[Rows from a layout dataset]
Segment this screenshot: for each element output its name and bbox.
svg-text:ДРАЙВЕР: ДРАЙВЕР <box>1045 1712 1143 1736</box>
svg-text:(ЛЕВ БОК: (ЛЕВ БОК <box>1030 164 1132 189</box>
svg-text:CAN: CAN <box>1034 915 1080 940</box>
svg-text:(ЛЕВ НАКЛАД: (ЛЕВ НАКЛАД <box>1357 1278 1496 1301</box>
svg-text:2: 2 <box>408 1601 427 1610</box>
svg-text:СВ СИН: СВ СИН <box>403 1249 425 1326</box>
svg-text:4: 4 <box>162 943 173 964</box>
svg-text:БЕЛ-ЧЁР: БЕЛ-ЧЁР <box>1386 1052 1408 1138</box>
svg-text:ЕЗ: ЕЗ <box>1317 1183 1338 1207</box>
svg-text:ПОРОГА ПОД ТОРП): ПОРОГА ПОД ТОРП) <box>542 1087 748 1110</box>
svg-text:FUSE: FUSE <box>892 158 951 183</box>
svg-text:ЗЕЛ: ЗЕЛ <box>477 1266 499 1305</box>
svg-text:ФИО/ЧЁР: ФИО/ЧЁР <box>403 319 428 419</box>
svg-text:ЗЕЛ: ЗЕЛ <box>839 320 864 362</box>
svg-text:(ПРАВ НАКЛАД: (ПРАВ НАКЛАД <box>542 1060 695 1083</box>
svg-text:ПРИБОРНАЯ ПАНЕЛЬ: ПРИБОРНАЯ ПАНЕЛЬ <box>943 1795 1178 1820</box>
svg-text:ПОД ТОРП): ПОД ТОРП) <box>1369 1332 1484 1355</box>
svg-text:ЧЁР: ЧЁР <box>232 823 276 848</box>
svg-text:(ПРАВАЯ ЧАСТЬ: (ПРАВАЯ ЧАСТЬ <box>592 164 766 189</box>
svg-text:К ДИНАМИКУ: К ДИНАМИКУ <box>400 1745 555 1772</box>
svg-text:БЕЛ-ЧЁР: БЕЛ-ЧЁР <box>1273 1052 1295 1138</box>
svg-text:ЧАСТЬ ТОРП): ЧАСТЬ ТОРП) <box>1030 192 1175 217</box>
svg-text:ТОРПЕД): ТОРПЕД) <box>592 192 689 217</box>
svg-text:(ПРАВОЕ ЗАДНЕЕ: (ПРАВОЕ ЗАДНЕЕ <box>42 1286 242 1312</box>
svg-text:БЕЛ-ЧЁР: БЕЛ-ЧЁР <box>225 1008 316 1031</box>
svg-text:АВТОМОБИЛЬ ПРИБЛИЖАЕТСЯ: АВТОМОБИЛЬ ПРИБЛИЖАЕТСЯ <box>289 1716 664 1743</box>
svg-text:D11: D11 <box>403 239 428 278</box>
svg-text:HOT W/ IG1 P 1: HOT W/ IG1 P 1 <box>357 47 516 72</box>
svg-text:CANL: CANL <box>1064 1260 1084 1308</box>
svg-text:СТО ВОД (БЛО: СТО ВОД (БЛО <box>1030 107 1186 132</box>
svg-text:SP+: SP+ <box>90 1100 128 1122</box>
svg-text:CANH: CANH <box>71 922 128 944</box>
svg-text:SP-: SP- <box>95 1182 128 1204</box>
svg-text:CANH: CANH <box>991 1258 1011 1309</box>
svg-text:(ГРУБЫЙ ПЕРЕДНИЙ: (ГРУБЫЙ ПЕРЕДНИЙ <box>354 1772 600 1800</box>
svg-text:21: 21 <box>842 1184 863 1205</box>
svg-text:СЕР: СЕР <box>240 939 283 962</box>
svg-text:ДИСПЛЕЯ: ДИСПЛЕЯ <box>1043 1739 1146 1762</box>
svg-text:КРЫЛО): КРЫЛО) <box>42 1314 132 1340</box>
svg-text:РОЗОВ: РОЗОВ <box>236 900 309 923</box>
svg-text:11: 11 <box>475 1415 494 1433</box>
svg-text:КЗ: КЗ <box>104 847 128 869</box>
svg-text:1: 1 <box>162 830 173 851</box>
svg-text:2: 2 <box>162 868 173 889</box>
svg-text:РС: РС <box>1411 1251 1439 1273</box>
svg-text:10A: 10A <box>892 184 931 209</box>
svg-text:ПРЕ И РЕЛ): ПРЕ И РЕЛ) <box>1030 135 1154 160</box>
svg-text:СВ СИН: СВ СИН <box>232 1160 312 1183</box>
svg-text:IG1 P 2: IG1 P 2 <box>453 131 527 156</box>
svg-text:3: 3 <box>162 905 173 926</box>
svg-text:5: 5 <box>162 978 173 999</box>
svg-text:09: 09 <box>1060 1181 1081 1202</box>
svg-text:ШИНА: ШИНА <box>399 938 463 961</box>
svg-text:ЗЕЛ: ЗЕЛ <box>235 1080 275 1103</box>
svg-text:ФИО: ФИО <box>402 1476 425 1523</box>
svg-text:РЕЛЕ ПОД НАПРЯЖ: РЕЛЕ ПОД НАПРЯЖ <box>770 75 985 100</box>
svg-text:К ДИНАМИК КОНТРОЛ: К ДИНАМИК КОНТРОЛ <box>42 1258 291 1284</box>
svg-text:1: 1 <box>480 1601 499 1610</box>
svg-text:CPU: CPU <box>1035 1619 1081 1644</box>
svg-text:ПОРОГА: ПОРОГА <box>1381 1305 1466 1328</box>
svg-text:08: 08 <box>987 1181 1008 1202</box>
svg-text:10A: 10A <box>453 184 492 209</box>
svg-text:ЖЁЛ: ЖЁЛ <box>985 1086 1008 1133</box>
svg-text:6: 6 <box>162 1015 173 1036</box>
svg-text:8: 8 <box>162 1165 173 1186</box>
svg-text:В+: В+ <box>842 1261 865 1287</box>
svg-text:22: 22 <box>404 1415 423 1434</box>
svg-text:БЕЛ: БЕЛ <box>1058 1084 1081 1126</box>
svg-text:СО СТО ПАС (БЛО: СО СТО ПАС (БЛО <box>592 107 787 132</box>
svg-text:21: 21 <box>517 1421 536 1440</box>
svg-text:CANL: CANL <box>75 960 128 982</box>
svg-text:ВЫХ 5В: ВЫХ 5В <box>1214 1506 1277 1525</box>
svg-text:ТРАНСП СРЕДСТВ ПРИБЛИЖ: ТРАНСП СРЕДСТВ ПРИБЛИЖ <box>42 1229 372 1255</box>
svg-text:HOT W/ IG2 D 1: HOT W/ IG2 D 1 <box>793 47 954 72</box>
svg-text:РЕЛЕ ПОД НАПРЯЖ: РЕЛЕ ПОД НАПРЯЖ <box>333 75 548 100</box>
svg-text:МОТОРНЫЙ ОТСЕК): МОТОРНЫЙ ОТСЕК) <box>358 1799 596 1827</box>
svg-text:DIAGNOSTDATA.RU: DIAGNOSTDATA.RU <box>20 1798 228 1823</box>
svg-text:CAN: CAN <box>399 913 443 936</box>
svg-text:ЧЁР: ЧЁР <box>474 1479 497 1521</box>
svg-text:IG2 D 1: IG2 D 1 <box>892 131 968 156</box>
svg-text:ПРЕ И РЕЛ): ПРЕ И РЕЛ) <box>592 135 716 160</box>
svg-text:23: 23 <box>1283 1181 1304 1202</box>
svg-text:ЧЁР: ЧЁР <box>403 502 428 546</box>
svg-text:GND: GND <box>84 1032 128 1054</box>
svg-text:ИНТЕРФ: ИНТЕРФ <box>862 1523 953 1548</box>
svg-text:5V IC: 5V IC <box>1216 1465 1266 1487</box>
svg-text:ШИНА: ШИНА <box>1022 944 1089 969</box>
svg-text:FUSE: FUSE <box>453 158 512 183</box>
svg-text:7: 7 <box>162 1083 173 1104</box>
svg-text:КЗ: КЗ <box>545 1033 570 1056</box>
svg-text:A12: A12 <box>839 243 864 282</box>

* WHAT YOU NEED TO DO *
Copy out every one of these rows exactly as they appear, with nothing changed.

* TASK RESPONSE *
Segment this screenshot: for each element output its name and bbox.
svg-text:ДРАЙВЕР: ДРАЙВЕР <box>1045 1712 1143 1736</box>
svg-text:(ЛЕВ БОК: (ЛЕВ БОК <box>1030 164 1132 189</box>
svg-text:CAN: CAN <box>1034 915 1080 940</box>
svg-text:(ЛЕВ НАКЛАД: (ЛЕВ НАКЛАД <box>1357 1278 1496 1301</box>
svg-text:2: 2 <box>408 1601 427 1610</box>
svg-text:СВ СИН: СВ СИН <box>403 1249 425 1326</box>
svg-text:4: 4 <box>162 943 173 964</box>
svg-text:БЕЛ-ЧЁР: БЕЛ-ЧЁР <box>1386 1052 1408 1138</box>
svg-text:ЕЗ: ЕЗ <box>1317 1183 1338 1207</box>
svg-text:ПОРОГА ПОД ТОРП): ПОРОГА ПОД ТОРП) <box>542 1087 748 1110</box>
svg-text:FUSE: FUSE <box>892 158 951 183</box>
svg-text:ЗЕЛ: ЗЕЛ <box>477 1266 499 1305</box>
svg-text:ФИО/ЧЁР: ФИО/ЧЁР <box>403 319 428 419</box>
svg-text:ЗЕЛ: ЗЕЛ <box>839 320 864 362</box>
svg-text:(ПРАВ НАКЛАД: (ПРАВ НАКЛАД <box>542 1060 695 1083</box>
svg-text:ПРИБОРНАЯ ПАНЕЛЬ: ПРИБОРНАЯ ПАНЕЛЬ <box>943 1795 1178 1820</box>
svg-text:ПОД ТОРП): ПОД ТОРП) <box>1369 1332 1484 1355</box>
svg-text:ЧЁР: ЧЁР <box>232 823 276 848</box>
svg-text:(ПРАВАЯ ЧАСТЬ: (ПРАВАЯ ЧАСТЬ <box>592 164 766 189</box>
svg-text:К ДИНАМИКУ: К ДИНАМИКУ <box>400 1745 555 1772</box>
svg-text:БЕЛ-ЧЁР: БЕЛ-ЧЁР <box>1273 1052 1295 1138</box>
svg-text:ЧАСТЬ ТОРП): ЧАСТЬ ТОРП) <box>1030 192 1175 217</box>
svg-text:ТОРПЕД): ТОРПЕД) <box>592 192 689 217</box>
svg-text:(ПРАВОЕ ЗАДНЕЕ: (ПРАВОЕ ЗАДНЕЕ <box>42 1286 242 1312</box>
svg-text:БЕЛ-ЧЁР: БЕЛ-ЧЁР <box>225 1008 316 1031</box>
svg-text:АВТОМОБИЛЬ ПРИБЛИЖАЕТСЯ: АВТОМОБИЛЬ ПРИБЛИЖАЕТСЯ <box>289 1716 664 1743</box>
svg-text:D11: D11 <box>403 239 428 278</box>
svg-text:HOT W/ IG1 P 1: HOT W/ IG1 P 1 <box>357 47 516 72</box>
svg-text:CANL: CANL <box>1064 1260 1084 1308</box>
svg-text:СТО ВОД (БЛО: СТО ВОД (БЛО <box>1030 107 1186 132</box>
svg-text:SP+: SP+ <box>90 1100 128 1122</box>
svg-text:CANH: CANH <box>71 922 128 944</box>
svg-text:SP-: SP- <box>95 1182 128 1204</box>
svg-text:CANH: CANH <box>991 1258 1011 1309</box>
svg-text:(ГРУБЫЙ ПЕРЕДНИЙ: (ГРУБЫЙ ПЕРЕДНИЙ <box>354 1772 600 1800</box>
svg-text:21: 21 <box>842 1184 863 1205</box>
svg-text:СЕР: СЕР <box>240 939 283 962</box>
svg-text:ДИСПЛЕЯ: ДИСПЛЕЯ <box>1043 1739 1146 1762</box>
svg-text:КРЫЛО): КРЫЛО) <box>42 1314 132 1340</box>
svg-text:РОЗОВ: РОЗОВ <box>236 900 309 923</box>
svg-text:11: 11 <box>475 1415 494 1433</box>
svg-text:КЗ: КЗ <box>104 847 128 869</box>
svg-text:1: 1 <box>162 830 173 851</box>
svg-text:2: 2 <box>162 868 173 889</box>
svg-text:РС: РС <box>1411 1251 1439 1273</box>
svg-text:10A: 10A <box>892 184 931 209</box>
svg-text:ПРЕ И РЕЛ): ПРЕ И РЕЛ) <box>1030 135 1154 160</box>
svg-text:СВ СИН: СВ СИН <box>232 1160 312 1183</box>
svg-text:IG1 P 2: IG1 P 2 <box>453 131 527 156</box>
svg-text:3: 3 <box>162 905 173 926</box>
svg-text:5: 5 <box>162 978 173 999</box>
svg-text:09: 09 <box>1060 1181 1081 1202</box>
svg-text:ШИНА: ШИНА <box>399 938 463 961</box>
svg-text:ЗЕЛ: ЗЕЛ <box>235 1080 275 1103</box>
svg-text:ФИО: ФИО <box>402 1476 425 1523</box>
svg-text:РЕЛЕ ПОД НАПРЯЖ: РЕЛЕ ПОД НАПРЯЖ <box>770 75 985 100</box>
svg-text:К ДИНАМИК КОНТРОЛ: К ДИНАМИК КОНТРОЛ <box>42 1258 291 1284</box>
svg-text:1: 1 <box>480 1601 499 1610</box>
svg-text:CPU: CPU <box>1035 1619 1081 1644</box>
svg-text:ПОРОГА: ПОРОГА <box>1381 1305 1466 1328</box>
svg-text:08: 08 <box>987 1181 1008 1202</box>
svg-text:10A: 10A <box>453 184 492 209</box>
svg-text:ЖЁЛ: ЖЁЛ <box>985 1086 1008 1133</box>
svg-text:6: 6 <box>162 1015 173 1036</box>
svg-text:8: 8 <box>162 1165 173 1186</box>
svg-text:В+: В+ <box>842 1261 865 1287</box>
svg-text:22: 22 <box>404 1415 423 1434</box>
svg-text:БЕЛ: БЕЛ <box>1058 1084 1081 1126</box>
svg-text:СО СТО ПАС (БЛО: СО СТО ПАС (БЛО <box>592 107 787 132</box>
svg-text:21: 21 <box>517 1421 536 1440</box>
svg-text:CANL: CANL <box>75 960 128 982</box>
svg-text:ВЫХ 5В: ВЫХ 5В <box>1214 1506 1277 1525</box>
svg-text:ТРАНСП СРЕДСТВ ПРИБЛИЖ: ТРАНСП СРЕДСТВ ПРИБЛИЖ <box>42 1229 372 1255</box>
svg-text:HOT W/ IG2 D 1: HOT W/ IG2 D 1 <box>793 47 954 72</box>
svg-text:РЕЛЕ ПОД НАПРЯЖ: РЕЛЕ ПОД НАПРЯЖ <box>333 75 548 100</box>
svg-text:МОТОРНЫЙ ОТСЕК): МОТОРНЫЙ ОТСЕК) <box>358 1799 596 1827</box>
svg-text:DIAGNOSTDATA.RU: DIAGNOSTDATA.RU <box>20 1798 228 1823</box>
svg-text:CAN: CAN <box>399 913 443 936</box>
svg-text:ЧЁР: ЧЁР <box>474 1479 497 1521</box>
svg-text:IG2 D 1: IG2 D 1 <box>892 131 968 156</box>
svg-text:ПРЕ И РЕЛ): ПРЕ И РЕЛ) <box>592 135 716 160</box>
svg-text:23: 23 <box>1283 1181 1304 1202</box>
svg-text:ЧЁР: ЧЁР <box>403 502 428 546</box>
svg-text:GND: GND <box>84 1032 128 1054</box>
svg-text:ИНТЕРФ: ИНТЕРФ <box>862 1523 953 1548</box>
svg-text:5V IC: 5V IC <box>1216 1465 1266 1487</box>
svg-text:ШИНА: ШИНА <box>1022 944 1089 969</box>
svg-text:FUSE: FUSE <box>453 158 512 183</box>
svg-text:7: 7 <box>162 1083 173 1104</box>
svg-text:КЗ: КЗ <box>545 1033 570 1056</box>
svg-text:A12: A12 <box>839 243 864 282</box>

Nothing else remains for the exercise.